▸ Aim of the task
Omit any picture, and return the remaining data exactly as written.

▸ Dataset content
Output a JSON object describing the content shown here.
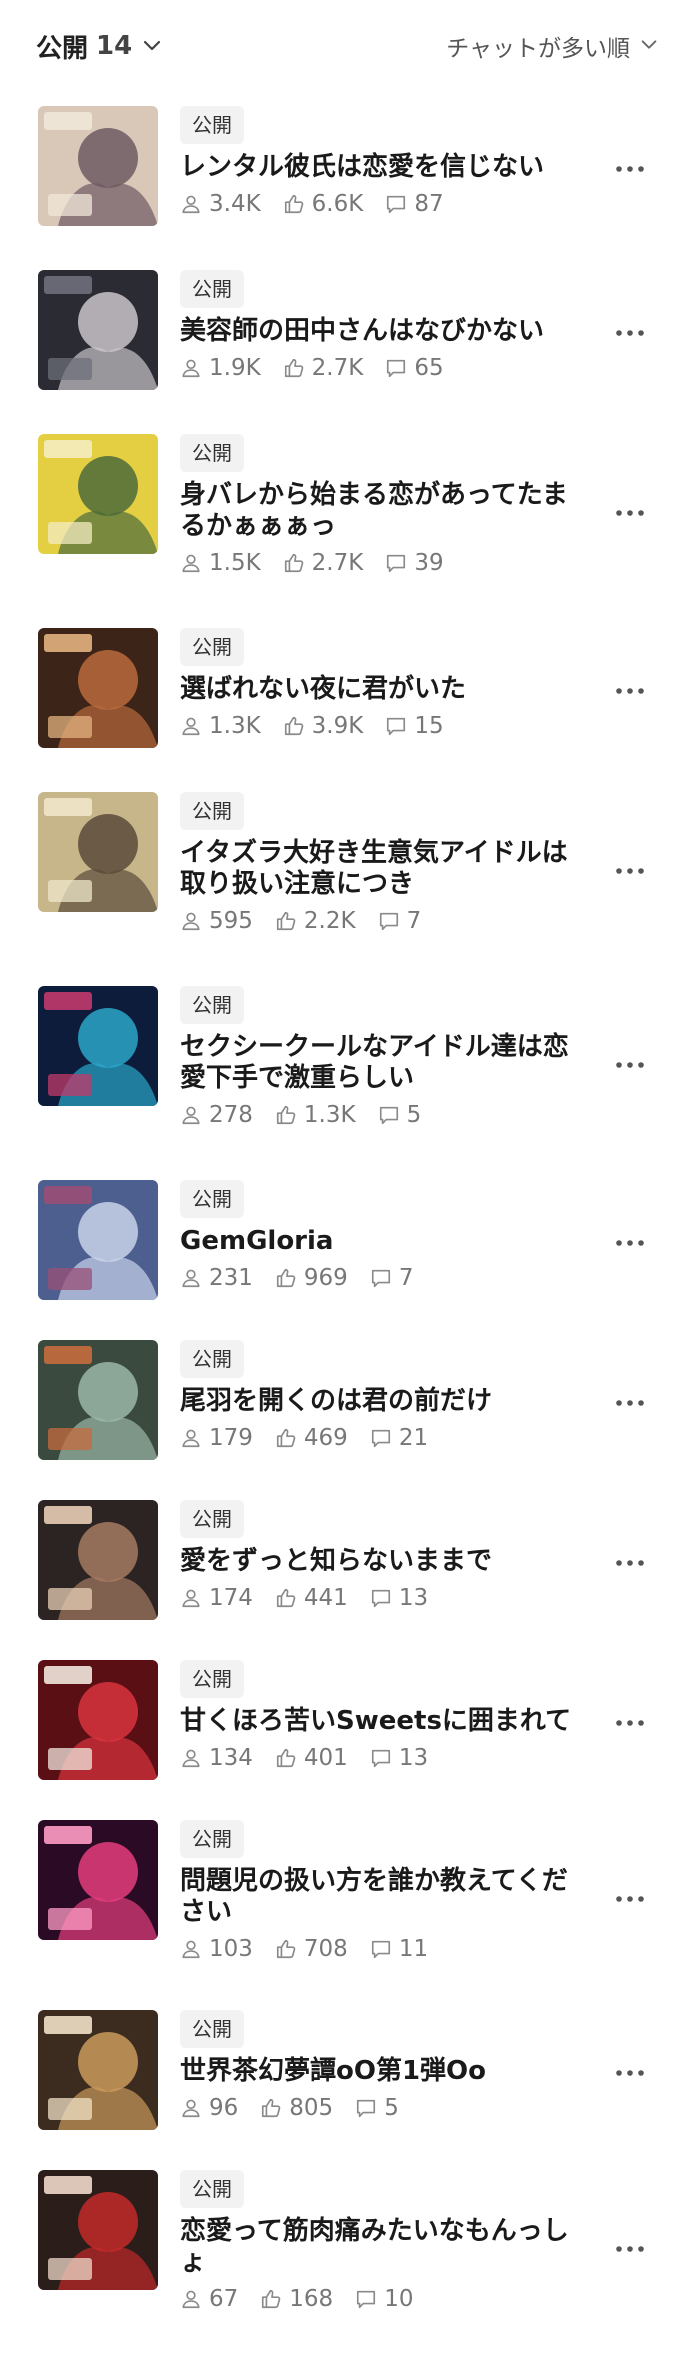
{
  "header": {
    "filter_label": "公開",
    "filter_count": "14",
    "sort_label": "チャットが多い順"
  },
  "colors": {
    "text": "#1a1a1a",
    "muted": "#777777",
    "badge_bg": "#f2f2f2"
  },
  "items": [
    {
      "badge": "公開",
      "title": "レンタル彼氏は恋愛を信じない",
      "followers": "3.4K",
      "likes": "6.6K",
      "comments": "87",
      "thumb_colors": [
        "#d9c7b8",
        "#6d5a63",
        "#f0e7d8"
      ]
    },
    {
      "badge": "公開",
      "title": "美容師の田中さんはなびかない",
      "followers": "1.9K",
      "likes": "2.7K",
      "comments": "65",
      "thumb_colors": [
        "#2b2c33",
        "#c9c4c9",
        "#6e6f7a"
      ]
    },
    {
      "badge": "公開",
      "title": "身バレから始まる恋があってたまるかぁぁぁっ",
      "followers": "1.5K",
      "likes": "2.7K",
      "comments": "39",
      "thumb_colors": [
        "#e4cf43",
        "#4c6b3a",
        "#f3ebc0"
      ]
    },
    {
      "badge": "公開",
      "title": "選ばれない夜に君がいた",
      "followers": "1.3K",
      "likes": "3.9K",
      "comments": "15",
      "thumb_colors": [
        "#3d2418",
        "#b86a3c",
        "#e2b27f"
      ]
    },
    {
      "badge": "公開",
      "title": "イタズラ大好き生意気アイドルは取り扱い注意につき",
      "followers": "595",
      "likes": "2.2K",
      "comments": "7",
      "thumb_colors": [
        "#c7b68a",
        "#5a4b3a",
        "#efe5c8"
      ]
    },
    {
      "badge": "公開",
      "title": "セクシークールなアイドル達は恋愛下手で激重らしい",
      "followers": "278",
      "likes": "1.3K",
      "comments": "5",
      "thumb_colors": [
        "#0e1c3b",
        "#2aa6c8",
        "#c13a6b"
      ]
    },
    {
      "badge": "公開",
      "title": "GemGloria",
      "followers": "231",
      "likes": "969",
      "comments": "7",
      "thumb_colors": [
        "#4c5f8f",
        "#c9d3ea",
        "#9a4f76"
      ]
    },
    {
      "badge": "公開",
      "title": "尾羽を開くのは君の前だけ",
      "followers": "179",
      "likes": "469",
      "comments": "21",
      "thumb_colors": [
        "#3a4a3f",
        "#9bb7a8",
        "#c66b3d"
      ]
    },
    {
      "badge": "公開",
      "title": "愛をずっと知らないままで",
      "followers": "174",
      "likes": "441",
      "comments": "13",
      "thumb_colors": [
        "#2b2422",
        "#a57b62",
        "#e7cdb5"
      ]
    },
    {
      "badge": "公開",
      "title": "甘くほろ苦いSweetsに囲まれて",
      "followers": "134",
      "likes": "401",
      "comments": "13",
      "thumb_colors": [
        "#5a0f15",
        "#d8333d",
        "#f1e7dd"
      ]
    },
    {
      "badge": "公開",
      "title": "問題児の扱い方を誰か教えてください",
      "followers": "103",
      "likes": "708",
      "comments": "11",
      "thumb_colors": [
        "#2a0a24",
        "#e53d7d",
        "#ff9cc5"
      ]
    },
    {
      "badge": "公開",
      "title": "世界茶幻夢譚oO第1弾Oo",
      "followers": "96",
      "likes": "805",
      "comments": "5",
      "thumb_colors": [
        "#3c2b1f",
        "#c99a5c",
        "#efe0c5"
      ]
    },
    {
      "badge": "公開",
      "title": "恋愛って筋肉痛みたいなもんっしょ",
      "followers": "67",
      "likes": "168",
      "comments": "10",
      "thumb_colors": [
        "#2a1d1a",
        "#c32a2a",
        "#f0d9c9"
      ]
    }
  ]
}
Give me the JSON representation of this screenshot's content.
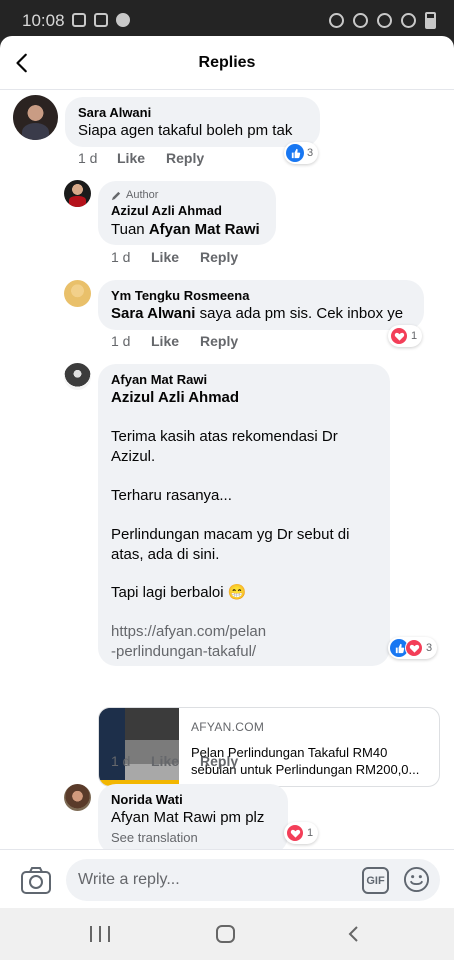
{
  "status": {
    "time": "10:08"
  },
  "header": {
    "title": "Replies"
  },
  "comments": [
    {
      "name": "Sara Alwani",
      "text": "Siapa agen takaful boleh pm tak",
      "time": "1 d",
      "like": "Like",
      "reply": "Reply",
      "reaction_count": "3"
    },
    {
      "badge": "Author",
      "name": "Azizul Azli Ahmad",
      "prefix": "Tuan ",
      "mention": "Afyan Mat Rawi",
      "time": "1 d",
      "like": "Like",
      "reply": "Reply"
    },
    {
      "name": "Ym Tengku Rosmeena",
      "mention": "Sara Alwani",
      "suffix": " saya ada pm sis. Cek inbox ye",
      "time": "1 d",
      "like": "Like",
      "reply": "Reply",
      "reaction_count": "1"
    },
    {
      "name": "Afyan Mat Rawi",
      "mention": "Azizul Azli Ahmad",
      "p1": "Terima kasih atas rekomendasi Dr Azizul.",
      "p2": "Terharu rasanya...",
      "p3": "Perlindungan macam yg Dr sebut di atas, ada di sini.",
      "p4": "Tapi lagi berbaloi 😁",
      "link_line1": "https://afyan.com/pelan",
      "link_line2": "-perlindungan-takaful/",
      "reaction_count": "3",
      "time": "1 d",
      "like": "Like",
      "reply": "Reply",
      "preview": {
        "domain": "AFYAN.COM",
        "title": "Pelan Perlindungan Takaful RM40 sebulan untuk Perlindungan RM200,0..."
      }
    },
    {
      "name": "Norida Wati",
      "text": "Afyan Mat Rawi pm plz",
      "see_translation": "See translation",
      "reaction_count": "1"
    }
  ],
  "composer": {
    "placeholder": "Write a reply...",
    "gif_label": "GIF"
  },
  "colors": {
    "like": "#1877f2",
    "love": "#f33e58",
    "bubble": "#f0f2f5"
  }
}
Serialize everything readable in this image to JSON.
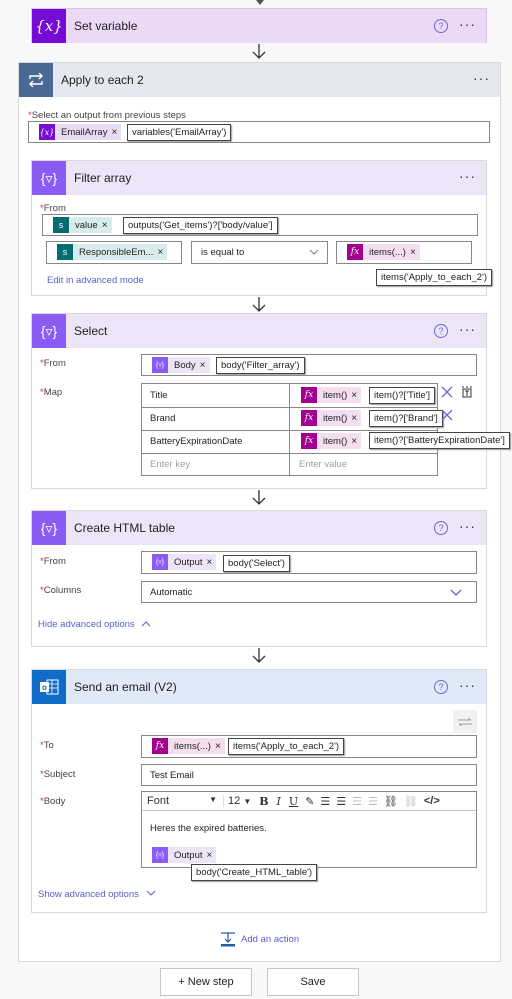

▸ Worked answer
Output a JSON object describing the content shown here.
{
  "header": {
    "filter_label": "公開",
    "filter_count": "14",
    "sort_label": "チャットが多い順"
  },
  "colors": {
    "text": "#1a1a1a",
    "muted": "#777777",
    "badge_bg": "#f2f2f2"
  },
  "items": [
    {
      "badge": "公開",
      "title": "レンタル彼氏は恋愛を信じない",
      "followers": "3.4K",
      "likes": "6.6K",
      "comments": "87",
      "thumb_colors": [
        "#d9c7b8",
        "#6d5a63",
        "#f0e7d8"
      ]
    },
    {
      "badge": "公開",
      "title": "美容師の田中さんはなびかない",
      "followers": "1.9K",
      "likes": "2.7K",
      "comments": "65",
      "thumb_colors": [
        "#2b2c33",
        "#c9c4c9",
        "#6e6f7a"
      ]
    },
    {
      "badge": "公開",
      "title": "身バレから始まる恋があってたまるかぁぁぁっ",
      "followers": "1.5K",
      "likes": "2.7K",
      "comments": "39",
      "thumb_colors": [
        "#e4cf43",
        "#4c6b3a",
        "#f3ebc0"
      ]
    },
    {
      "badge": "公開",
      "title": "選ばれない夜に君がいた",
      "followers": "1.3K",
      "likes": "3.9K",
      "comments": "15",
      "thumb_colors": [
        "#3d2418",
        "#b86a3c",
        "#e2b27f"
      ]
    },
    {
      "badge": "公開",
      "title": "イタズラ大好き生意気アイドルは取り扱い注意につき",
      "followers": "595",
      "likes": "2.2K",
      "comments": "7",
      "thumb_colors": [
        "#c7b68a",
        "#5a4b3a",
        "#efe5c8"
      ]
    },
    {
      "badge": "公開",
      "title": "セクシークールなアイドル達は恋愛下手で激重らしい",
      "followers": "278",
      "likes": "1.3K",
      "comments": "5",
      "thumb_colors": [
        "#0e1c3b",
        "#2aa6c8",
        "#c13a6b"
      ]
    },
    {
      "badge": "公開",
      "title": "GemGloria",
      "followers": "231",
      "likes": "969",
      "comments": "7",
      "thumb_colors": [
        "#4c5f8f",
        "#c9d3ea",
        "#9a4f76"
      ]
    },
    {
      "badge": "公開",
      "title": "尾羽を開くのは君の前だけ",
      "followers": "179",
      "likes": "469",
      "comments": "21",
      "thumb_colors": [
        "#3a4a3f",
        "#9bb7a8",
        "#c66b3d"
      ]
    },
    {
      "badge": "公開",
      "title": "愛をずっと知らないままで",
      "followers": "174",
      "likes": "441",
      "comments": "13",
      "thumb_colors": [
        "#2b2422",
        "#a57b62",
        "#e7cdb5"
      ]
    },
    {
      "badge": "公開",
      "title": "甘くほろ苦いSweetsに囲まれて",
      "followers": "134",
      "likes": "401",
      "comments": "13",
      "thumb_colors": [
        "#5a0f15",
        "#d8333d",
        "#f1e7dd"
      ]
    },
    {
      "badge": "公開",
      "title": "問題児の扱い方を誰か教えてください",
      "followers": "103",
      "likes": "708",
      "comments": "11",
      "thumb_colors": [
        "#2a0a24",
        "#e53d7d",
        "#ff9cc5"
      ]
    },
    {
      "badge": "公開",
      "title": "世界茶幻夢譚oO第1弾Oo",
      "followers": "96",
      "likes": "805",
      "comments": "5",
      "thumb_colors": [
        "#3c2b1f",
        "#c99a5c",
        "#efe0c5"
      ]
    },
    {
      "badge": "公開",
      "title": "恋愛って筋肉痛みたいなもんっしょ",
      "followers": "67",
      "likes": "168",
      "comments": "10",
      "thumb_colors": [
        "#2a1d1a",
        "#c32a2a",
        "#f0d9c9"
      ]
    }
  ]
}
Give me the JSON representation of this screenshot's content.
{
  "status": {
    "time": "10:08"
  },
  "header": {
    "title": "Replies"
  },
  "comments": [
    {
      "name": "Sara Alwani",
      "text": "Siapa agen takaful boleh pm tak",
      "time": "1 d",
      "like": "Like",
      "reply": "Reply",
      "reaction_count": "3"
    },
    {
      "badge": "Author",
      "name": "Azizul Azli Ahmad",
      "prefix": "Tuan ",
      "mention": "Afyan Mat Rawi",
      "time": "1 d",
      "like": "Like",
      "reply": "Reply"
    },
    {
      "name": "Ym Tengku Rosmeena",
      "mention": "Sara Alwani",
      "suffix": " saya ada pm sis. Cek inbox ye",
      "time": "1 d",
      "like": "Like",
      "reply": "Reply",
      "reaction_count": "1"
    },
    {
      "name": "Afyan Mat Rawi",
      "mention": "Azizul Azli Ahmad",
      "p1": "Terima kasih atas rekomendasi Dr Azizul.",
      "p2": "Terharu rasanya...",
      "p3": "Perlindungan macam yg Dr sebut di atas, ada di sini.",
      "p4": "Tapi lagi berbaloi 😁",
      "link_line1": "https://afyan.com/pelan",
      "link_line2": "-perlindungan-takaful/",
      "reaction_count": "3",
      "time": "1 d",
      "like": "Like",
      "reply": "Reply",
      "preview": {
        "domain": "AFYAN.COM",
        "title": "Pelan Perlindungan Takaful RM40 sebulan untuk Perlindungan RM200,0..."
      }
    },
    {
      "name": "Norida Wati",
      "text": "Afyan Mat Rawi pm plz",
      "see_translation": "See translation",
      "reaction_count": "1"
    }
  ],
  "composer": {
    "placeholder": "Write a reply...",
    "gif_label": "GIF"
  },
  "colors": {
    "like": "#1877f2",
    "love": "#f33e58",
    "bubble": "#f0f2f5"
  }
}
Serialize everything readable in this image to JSON.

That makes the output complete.